## TO BE DONE
Reproduce all of the data below with each occurrence of "op-amp" replaced by "amplifier", leaving everything else unchanged. Omit the pictures from your answer.
──────────────────────────────
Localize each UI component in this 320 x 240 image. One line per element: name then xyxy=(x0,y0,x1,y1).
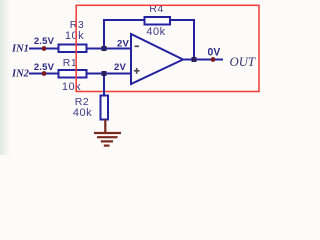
op-amp minus sign xyxy=(135,45,140,47)
wire R4 to output node xyxy=(170,20,194,60)
op-amp plus sign xyxy=(134,68,140,74)
svg-text:IN2: IN2 xyxy=(11,69,30,80)
resistor R3 body xyxy=(59,45,87,53)
svg-text:2V: 2V xyxy=(114,62,126,73)
svg-text:40k: 40k xyxy=(146,26,165,38)
probe dot IN2 2.5V xyxy=(42,71,47,76)
svg-text:40k: 40k xyxy=(73,107,92,119)
svg-text:2.5V: 2.5V xyxy=(34,62,55,73)
svg-text:OUT: OUT xyxy=(230,54,256,69)
wire IN1 lead xyxy=(29,48,58,50)
junction node at output / feedback xyxy=(192,57,197,62)
junction node at R3 / feedback xyxy=(102,46,107,51)
resistor R4 body xyxy=(145,17,171,25)
probe dot IN1 2.5V xyxy=(42,46,47,51)
wire R1 to op-amp non-inverting input xyxy=(87,73,131,75)
wire IN2 lead xyxy=(29,73,58,75)
wire op-amp output xyxy=(182,59,223,61)
wire R3 to op-amp inverting input xyxy=(87,48,131,50)
wire feedback left segment to R4 xyxy=(104,20,144,49)
junction node at R1 / R2 xyxy=(102,71,107,76)
svg-text:IN1: IN1 xyxy=(11,44,29,55)
wire R2 top lead xyxy=(103,74,105,97)
ground xyxy=(94,120,121,146)
svg-text:2V: 2V xyxy=(117,39,129,50)
probe dot OUT 0V xyxy=(211,57,216,62)
resistor R1 body xyxy=(59,70,87,78)
wire R2 lead over red edge xyxy=(103,89,105,94)
svg-text:10k: 10k xyxy=(65,30,84,42)
op-amp U1 xyxy=(131,34,183,84)
resistor R2 body xyxy=(101,96,109,120)
selection rectangle (red) xyxy=(76,5,259,91)
svg-text:2.5V: 2.5V xyxy=(34,36,55,47)
svg-text:0V: 0V xyxy=(208,47,221,59)
svg-text:R1: R1 xyxy=(63,57,77,69)
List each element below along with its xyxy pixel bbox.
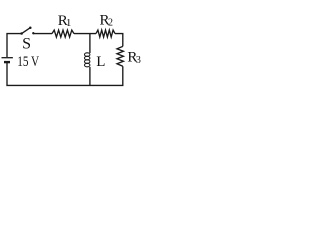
svg-text:S: S [22, 36, 31, 53]
svg-text:2: 2 [108, 18, 113, 29]
svg-text:15 V: 15 V [17, 54, 39, 70]
svg-text:L: L [96, 54, 105, 70]
svg-text:3: 3 [136, 55, 141, 66]
svg-text:1: 1 [66, 17, 72, 29]
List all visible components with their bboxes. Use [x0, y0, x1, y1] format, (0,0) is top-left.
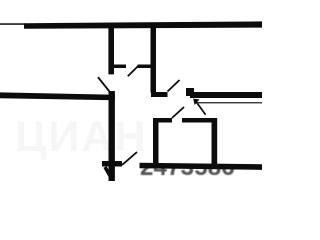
wall top-room right vertical — [151, 28, 157, 93]
door leaf balcony bottom — [122, 152, 137, 165]
svg-text:ЦИАН: ЦИАН — [15, 113, 147, 161]
door leaf bottom-room — [172, 107, 184, 118]
door leaf entrance — [168, 80, 180, 92]
wall thin line right of entrance — [197, 102, 262, 103]
wall bottom-room left vertical — [153, 118, 159, 168]
door leaf left-room — [98, 77, 109, 91]
wall cross bar at bottom of central vertical — [102, 161, 122, 167]
wall thin top-left edge — [0, 23, 25, 25]
wall corridor piece right of top-room — [151, 92, 168, 97]
entrance arrow — [193, 99, 205, 115]
wall bottom exterior — [140, 163, 263, 170]
wall top exterior — [24, 21, 262, 28]
door leaf folded below cross bar — [105, 167, 112, 179]
wall stub left of top-room door — [114, 65, 127, 69]
wall top-room left vertical — [108, 27, 114, 74]
door leaf top-room — [128, 66, 139, 77]
wall bottom-room top left piece — [153, 118, 172, 123]
wall stub right of top-room door — [138, 65, 152, 69]
wall long central vertical — [109, 91, 115, 181]
wall corridor right exterior — [190, 92, 262, 98]
wall bottom-room top right piece — [182, 118, 216, 123]
watermark id digits — [140, 154, 235, 181]
wall left-room bottom — [0, 92, 115, 100]
wall bottom-room right vertical — [212, 118, 218, 168]
wall entrance jamb cap — [186, 88, 194, 96]
watermark big faint letters — [15, 113, 147, 161]
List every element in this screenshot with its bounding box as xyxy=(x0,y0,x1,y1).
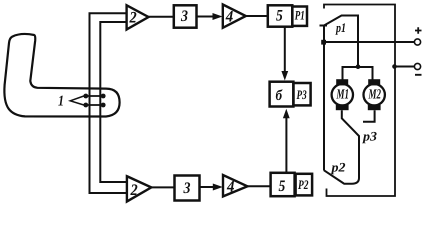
──────────────────────────────
## EXERCISE RESULT
Localize each UI component in this 320 x 240 image. One line per element: name then xyxy=(x0,y0,x1,y1).
amplifier minus sign xyxy=(135,45,140,47)
wire R4 to output node xyxy=(170,20,194,60)
amplifier plus sign xyxy=(134,68,140,74)
svg-text:IN2: IN2 xyxy=(11,69,30,80)
resistor R3 body xyxy=(59,45,87,53)
svg-text:2V: 2V xyxy=(114,62,126,73)
svg-text:40k: 40k xyxy=(146,26,165,38)
probe dot IN2 2.5V xyxy=(42,71,47,76)
svg-text:40k: 40k xyxy=(73,107,92,119)
svg-text:2.5V: 2.5V xyxy=(34,62,55,73)
svg-text:OUT: OUT xyxy=(230,54,256,69)
wire IN1 lead xyxy=(29,48,58,50)
junction node at output / feedback xyxy=(192,57,197,62)
junction node at R3 / feedback xyxy=(102,46,107,51)
resistor R4 body xyxy=(145,17,171,25)
probe dot IN1 2.5V xyxy=(42,46,47,51)
wire R1 to amplifier non-inverting input xyxy=(87,73,131,75)
wire IN2 lead xyxy=(29,73,58,75)
wire amplifier output xyxy=(182,59,223,61)
wire R3 to amplifier inverting input xyxy=(87,48,131,50)
wire feedback left segment to R4 xyxy=(104,20,144,49)
junction node at R1 / R2 xyxy=(102,71,107,76)
svg-text:IN1: IN1 xyxy=(11,44,29,55)
wire R2 top lead xyxy=(103,74,105,97)
ground xyxy=(94,120,121,146)
svg-text:2V: 2V xyxy=(117,39,129,50)
probe dot OUT 0V xyxy=(211,57,216,62)
resistor R1 body xyxy=(59,70,87,78)
wire R2 lead over red edge xyxy=(103,89,105,94)
svg-text:10k: 10k xyxy=(65,30,84,42)
amplifier U1 xyxy=(131,34,183,84)
resistor R2 body xyxy=(101,96,109,120)
selection rectangle (red) xyxy=(76,5,259,91)
svg-text:2.5V: 2.5V xyxy=(34,36,55,47)
svg-text:0V: 0V xyxy=(208,47,221,59)
svg-text:R1: R1 xyxy=(63,57,77,69)
List each element below along with its xyxy pixel bbox.
svg-text:S: S [22, 36, 31, 53]
svg-text:2: 2 [108, 18, 113, 29]
svg-text:15 V: 15 V [17, 54, 39, 70]
svg-text:L: L [96, 54, 105, 70]
svg-text:3: 3 [136, 55, 141, 66]
svg-text:1: 1 [66, 17, 72, 29]
List all visible components with their bboxes. Use [x0, y0, x1, y1] format, (0,0) is top-left.
wall top-room right vertical — [151, 28, 157, 93]
door leaf balcony bottom — [122, 152, 137, 165]
svg-text:ЦИАН: ЦИАН — [15, 113, 147, 161]
door leaf bottom-room — [172, 107, 184, 118]
door leaf entrance — [168, 80, 180, 92]
wall thin line right of entrance — [197, 102, 262, 103]
wall bottom-room left vertical — [153, 118, 159, 168]
door leaf left-room — [98, 77, 109, 91]
wall cross bar at bottom of central vertical — [102, 161, 122, 167]
wall thin top-left edge — [0, 23, 25, 25]
wall corridor piece right of top-room — [151, 92, 168, 97]
entrance arrow — [193, 99, 205, 115]
wall bottom exterior — [140, 163, 263, 170]
wall top exterior — [24, 21, 262, 28]
door leaf folded below cross bar — [105, 167, 112, 179]
wall stub left of top-room door — [114, 65, 127, 69]
wall top-room left vertical — [108, 27, 114, 74]
door leaf top-room — [128, 66, 139, 77]
wall bottom-room top left piece — [153, 118, 172, 123]
wall stub right of top-room door — [138, 65, 152, 69]
wall long central vertical — [109, 91, 115, 181]
wall corridor right exterior — [190, 92, 262, 98]
wall bottom-room top right piece — [182, 118, 216, 123]
watermark id digits — [140, 154, 235, 181]
wall left-room bottom — [0, 92, 115, 100]
wall bottom-room right vertical — [212, 118, 218, 168]
wall entrance jamb cap — [186, 88, 194, 96]
watermark big faint letters — [15, 113, 147, 161]
List every element in this screenshot with its bounding box as xyxy=(x0,y0,x1,y1).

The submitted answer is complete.